## EXERCISE
Using the records below, locate all lines containing "velocity" and return them.

## DATA PROVIDED

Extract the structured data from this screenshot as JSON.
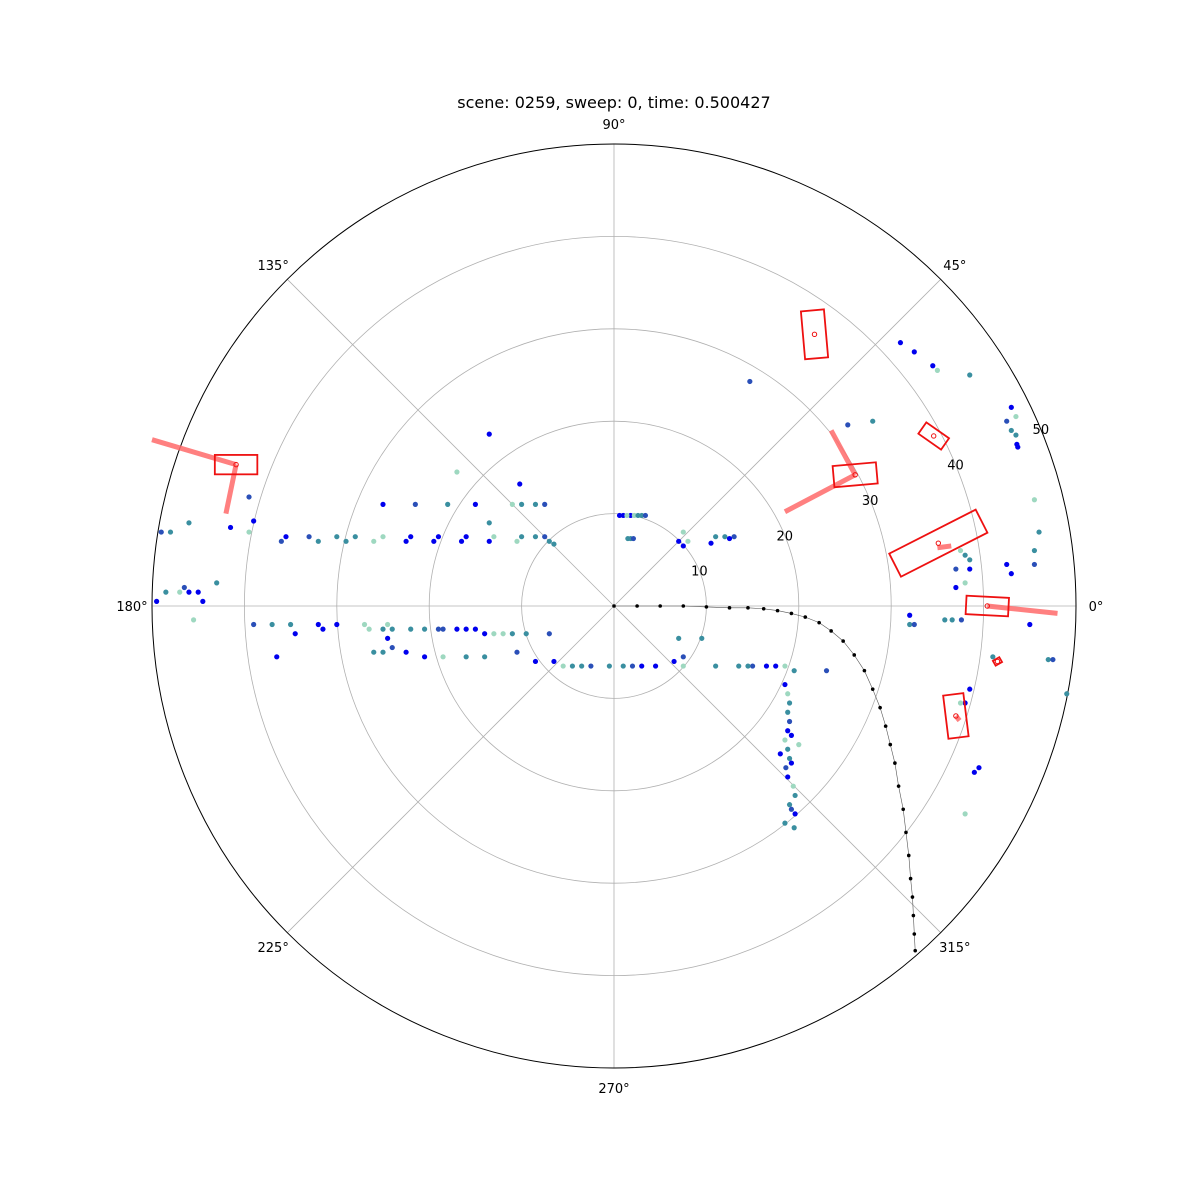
{
  "chart_data": {
    "type": "scatter",
    "projection": "polar",
    "title": "scene: 0259, sweep: 0, time: 0.500427",
    "grid": true,
    "theta_ticks_deg": [
      0,
      45,
      90,
      135,
      180,
      225,
      270,
      315
    ],
    "theta_tick_labels": [
      "0°",
      "45°",
      "90°",
      "135°",
      "180°",
      "225°",
      "270°",
      "315°"
    ],
    "r_ticks": [
      10,
      20,
      30,
      40,
      50
    ],
    "r_tick_labels": [
      "10",
      "20",
      "30",
      "40",
      "50"
    ],
    "r_label_angle_deg": 22.5,
    "r_max": 50,
    "colors": {
      "radar_points": [
        "#0000ee",
        "#2a4fb8",
        "#3a8fa0",
        "#9ed8c0"
      ],
      "boxes": "#ee1111",
      "velocity": "#ff6a6a",
      "trajectory": "#000000"
    },
    "series": [
      {
        "kind": "radar-points",
        "points_xy": [
          [
            1.8,
            9.8
          ],
          [
            2.2,
            9.8
          ],
          [
            2.6,
            9.8
          ],
          [
            3.0,
            9.8
          ],
          [
            3.4,
            9.8
          ],
          [
            0.6,
            9.8
          ],
          [
            1.0,
            9.8
          ],
          [
            1.4,
            9.8
          ],
          [
            1.5,
            7.3
          ],
          [
            1.8,
            7.3
          ],
          [
            2.1,
            7.3
          ],
          [
            -10.2,
            13.2
          ],
          [
            -13.5,
            18.6
          ],
          [
            -17.0,
            14.5
          ],
          [
            -13.5,
            9.0
          ],
          [
            -18.0,
            11.0
          ],
          [
            -21.5,
            11.0
          ],
          [
            -25.0,
            11.0
          ],
          [
            -15.0,
            11.0
          ],
          [
            -11.0,
            11.0
          ],
          [
            -10.0,
            11.0
          ],
          [
            -8.5,
            11.0
          ],
          [
            -7.5,
            11.0
          ],
          [
            -19.0,
            7.5
          ],
          [
            -22.0,
            7.5
          ],
          [
            -25.0,
            7.5
          ],
          [
            -28.0,
            7.5
          ],
          [
            -30.0,
            7.5
          ],
          [
            -33.0,
            7.5
          ],
          [
            -35.5,
            7.5
          ],
          [
            -16.0,
            7.5
          ],
          [
            -13.0,
            7.5
          ],
          [
            -10.0,
            7.5
          ],
          [
            -8.5,
            7.5
          ],
          [
            -7.5,
            7.5
          ],
          [
            -19.5,
            7.0
          ],
          [
            -22.5,
            7.0
          ],
          [
            -26.0,
            7.0
          ],
          [
            -29.0,
            7.0
          ],
          [
            -32.0,
            7.0
          ],
          [
            -36.0,
            7.0
          ],
          [
            -16.5,
            7.0
          ],
          [
            -13.5,
            7.0
          ],
          [
            -10.5,
            7.0
          ],
          [
            -7.0,
            7.0
          ],
          [
            -6.5,
            6.7
          ],
          [
            -39.5,
            11.8
          ],
          [
            -39.0,
            9.2
          ],
          [
            -41.5,
            8.5
          ],
          [
            -39.5,
            8.0
          ],
          [
            -46.0,
            9.0
          ],
          [
            -48.0,
            8.0
          ],
          [
            -49.0,
            8.0
          ],
          [
            -46.0,
            1.5
          ],
          [
            -45.0,
            1.5
          ],
          [
            -47.0,
            1.5
          ],
          [
            -48.5,
            1.5
          ],
          [
            -43.0,
            2.5
          ],
          [
            -46.5,
            2.0
          ],
          [
            -44.5,
            0.5
          ],
          [
            -49.5,
            0.5
          ],
          [
            -45.5,
            -1.5
          ],
          [
            -35.0,
            -2.0
          ],
          [
            -37.0,
            -2.0
          ],
          [
            -39.0,
            -2.0
          ],
          [
            -32.0,
            -2.0
          ],
          [
            -30.0,
            -2.0
          ],
          [
            -27.0,
            -2.0
          ],
          [
            -25.0,
            -2.5
          ],
          [
            -22.0,
            -2.5
          ],
          [
            -19.0,
            -2.5
          ],
          [
            -17.0,
            -2.5
          ],
          [
            -15.0,
            -2.5
          ],
          [
            -13.0,
            -3.0
          ],
          [
            -11.0,
            -3.0
          ],
          [
            -9.5,
            -3.0
          ],
          [
            -7.0,
            -3.0
          ],
          [
            -34.5,
            -3.0
          ],
          [
            -31.5,
            -2.5
          ],
          [
            -26.5,
            -2.5
          ],
          [
            -24.0,
            -2.5
          ],
          [
            -20.5,
            -2.5
          ],
          [
            -18.5,
            -2.5
          ],
          [
            -16.0,
            -2.5
          ],
          [
            -14.0,
            -3.0
          ],
          [
            -12.0,
            -3.0
          ],
          [
            -25.0,
            -5.0
          ],
          [
            -26.0,
            -5.0
          ],
          [
            -24.0,
            -4.5
          ],
          [
            -22.5,
            -5.0
          ],
          [
            -20.5,
            -5.5
          ],
          [
            -18.5,
            -5.5
          ],
          [
            -16.0,
            -5.5
          ],
          [
            -14.0,
            -5.5
          ],
          [
            -10.5,
            -5.0
          ],
          [
            -8.5,
            -6.0
          ],
          [
            -6.5,
            -6.0
          ],
          [
            -5.5,
            -6.5
          ],
          [
            -4.5,
            -6.5
          ],
          [
            -3.5,
            -6.5
          ],
          [
            -2.5,
            -6.5
          ],
          [
            -36.5,
            -5.5
          ],
          [
            -24.5,
            -3.5
          ],
          [
            -24.5,
            -2.0
          ],
          [
            -0.5,
            -6.5
          ],
          [
            1.0,
            -6.5
          ],
          [
            2.0,
            -6.5
          ],
          [
            3.0,
            -6.5
          ],
          [
            4.5,
            -6.5
          ],
          [
            7.5,
            -6.5
          ],
          [
            11.0,
            -6.5
          ],
          [
            13.5,
            -6.5
          ],
          [
            15.0,
            -6.5
          ],
          [
            16.5,
            -6.5
          ],
          [
            17.5,
            -6.5
          ],
          [
            18.5,
            -6.5
          ],
          [
            7.0,
            -3.5
          ],
          [
            9.5,
            -3.5
          ],
          [
            7.5,
            -5.5
          ],
          [
            6.5,
            -6.0
          ],
          [
            18.5,
            -8.5
          ],
          [
            18.8,
            -9.5
          ],
          [
            19.0,
            -10.5
          ],
          [
            18.8,
            -11.5
          ],
          [
            19.0,
            -12.5
          ],
          [
            18.8,
            -13.5
          ],
          [
            19.2,
            -14.0
          ],
          [
            18.5,
            -14.5
          ],
          [
            18.8,
            -15.5
          ],
          [
            19.0,
            -16.5
          ],
          [
            18.6,
            -17.5
          ],
          [
            19.2,
            -17.0
          ],
          [
            18.8,
            -18.5
          ],
          [
            19.4,
            -19.5
          ],
          [
            19.6,
            -20.5
          ],
          [
            19.0,
            -21.5
          ],
          [
            19.2,
            -22.0
          ],
          [
            19.6,
            -22.5
          ],
          [
            18.0,
            -16.0
          ],
          [
            20.0,
            -15.0
          ],
          [
            18.5,
            -23.5
          ],
          [
            19.5,
            -24.0
          ],
          [
            23.0,
            -7.0
          ],
          [
            7.0,
            7.0
          ],
          [
            7.5,
            6.5
          ],
          [
            8.0,
            7.0
          ],
          [
            11.0,
            7.5
          ],
          [
            12.0,
            7.5
          ],
          [
            13.0,
            7.5
          ],
          [
            10.5,
            6.8
          ],
          [
            12.5,
            7.3
          ],
          [
            7.5,
            8.0
          ],
          [
            14.5,
            -6.5
          ],
          [
            19.5,
            -7.0
          ],
          [
            14.7,
            24.3
          ],
          [
            32.5,
            27.5
          ],
          [
            34.5,
            26.0
          ],
          [
            35.0,
            25.5
          ],
          [
            38.5,
            25.0
          ],
          [
            28.0,
            20.0
          ],
          [
            25.3,
            19.6
          ],
          [
            31.0,
            28.5
          ],
          [
            43.0,
            21.5
          ],
          [
            43.5,
            20.5
          ],
          [
            43.0,
            19.0
          ],
          [
            43.5,
            18.5
          ],
          [
            42.5,
            20.0
          ],
          [
            43.6,
            17.5
          ],
          [
            43.7,
            17.2
          ],
          [
            45.5,
            11.5
          ],
          [
            46.0,
            8.0
          ],
          [
            45.5,
            6.0
          ],
          [
            45.5,
            4.5
          ],
          [
            42.5,
            4.5
          ],
          [
            43.0,
            3.5
          ],
          [
            37.5,
            6.0
          ],
          [
            38.0,
            5.5
          ],
          [
            38.5,
            5.0
          ],
          [
            37.0,
            4.0
          ],
          [
            38.5,
            4.0
          ],
          [
            37.0,
            2.0
          ],
          [
            38.0,
            2.5
          ],
          [
            35.8,
            -1.5
          ],
          [
            36.6,
            -1.5
          ],
          [
            37.6,
            -1.5
          ],
          [
            38.5,
            -9.0
          ],
          [
            38.0,
            -10.5
          ],
          [
            37.5,
            -10.5
          ],
          [
            41.0,
            -5.5
          ],
          [
            47.0,
            -5.8
          ],
          [
            47.5,
            -5.8
          ],
          [
            39.5,
            -17.5
          ],
          [
            39.0,
            -18.0
          ],
          [
            38.0,
            -22.5
          ],
          [
            49.0,
            -9.5
          ],
          [
            32.0,
            -2.0
          ],
          [
            32.5,
            -2.0
          ],
          [
            32.0,
            -1.0
          ],
          [
            45.0,
            -2.0
          ]
        ]
      },
      {
        "kind": "bounding-boxes",
        "boxes": [
          {
            "center": [
              21.7,
              29.4
            ],
            "length": 5.2,
            "width": 2.5,
            "heading_deg": 95
          },
          {
            "center": [
              26.1,
              14.2
            ],
            "length": 4.7,
            "width": 2.3,
            "heading_deg": 5
          },
          {
            "center": [
              34.6,
              18.4
            ],
            "length": 3.0,
            "width": 1.5,
            "heading_deg": -35
          },
          {
            "center": [
              35.1,
              6.8
            ],
            "length": 10.5,
            "width": 2.8,
            "heading_deg": 27
          },
          {
            "center": [
              40.4,
              0.0
            ],
            "length": 4.6,
            "width": 2.0,
            "heading_deg": -3
          },
          {
            "center": [
              41.5,
              -6.0
            ],
            "length": 0.8,
            "width": 0.6,
            "heading_deg": 30
          },
          {
            "center": [
              37.0,
              -11.9
            ],
            "length": 4.7,
            "width": 2.2,
            "heading_deg": 97
          },
          {
            "center": [
              -40.9,
              15.3
            ],
            "length": 4.6,
            "width": 2.1,
            "heading_deg": 0
          }
        ]
      },
      {
        "kind": "velocity-arrows",
        "segments": [
          {
            "from": [
              26.1,
              14.2
            ],
            "to": [
              23.5,
              19.0
            ]
          },
          {
            "from": [
              26.1,
              14.2
            ],
            "to": [
              18.5,
              10.2
            ]
          },
          {
            "from": [
              35.0,
              6.3
            ],
            "to": [
              36.5,
              6.5
            ]
          },
          {
            "from": [
              40.4,
              0.0
            ],
            "to": [
              48.0,
              -0.8
            ]
          },
          {
            "from": [
              37.0,
              -11.9
            ],
            "to": [
              37.4,
              -12.4
            ]
          },
          {
            "from": [
              -40.9,
              15.3
            ],
            "to": [
              -42.0,
              10.0
            ]
          },
          {
            "from": [
              -40.9,
              15.3
            ],
            "to": [
              -50.0,
              18.0
            ]
          }
        ]
      },
      {
        "kind": "ego-trajectory",
        "points_xy": [
          [
            0,
            0
          ],
          [
            2.5,
            0
          ],
          [
            5,
            0
          ],
          [
            7.5,
            0
          ],
          [
            10,
            -0.1
          ],
          [
            12.5,
            -0.2
          ],
          [
            14.5,
            -0.2
          ],
          [
            16.2,
            -0.3
          ],
          [
            17.7,
            -0.5
          ],
          [
            19.2,
            -0.8
          ],
          [
            20.7,
            -1.2
          ],
          [
            22.2,
            -1.8
          ],
          [
            23.5,
            -2.7
          ],
          [
            24.8,
            -3.8
          ],
          [
            26.0,
            -5.3
          ],
          [
            27.1,
            -7.0
          ],
          [
            28.0,
            -9.0
          ],
          [
            28.8,
            -11.0
          ],
          [
            29.4,
            -13.0
          ],
          [
            29.9,
            -15.0
          ],
          [
            30.4,
            -17.0
          ],
          [
            30.8,
            -19.5
          ],
          [
            31.3,
            -22.0
          ],
          [
            31.6,
            -24.5
          ],
          [
            31.9,
            -27.0
          ],
          [
            32.1,
            -29.5
          ],
          [
            32.3,
            -31.5
          ],
          [
            32.4,
            -33.5
          ],
          [
            32.5,
            -35.5
          ],
          [
            32.6,
            -37.3
          ]
        ]
      }
    ]
  }
}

## THE RESPONSE
      "velocity": "#ff6a6a",
        "kind": "velocity-arrows",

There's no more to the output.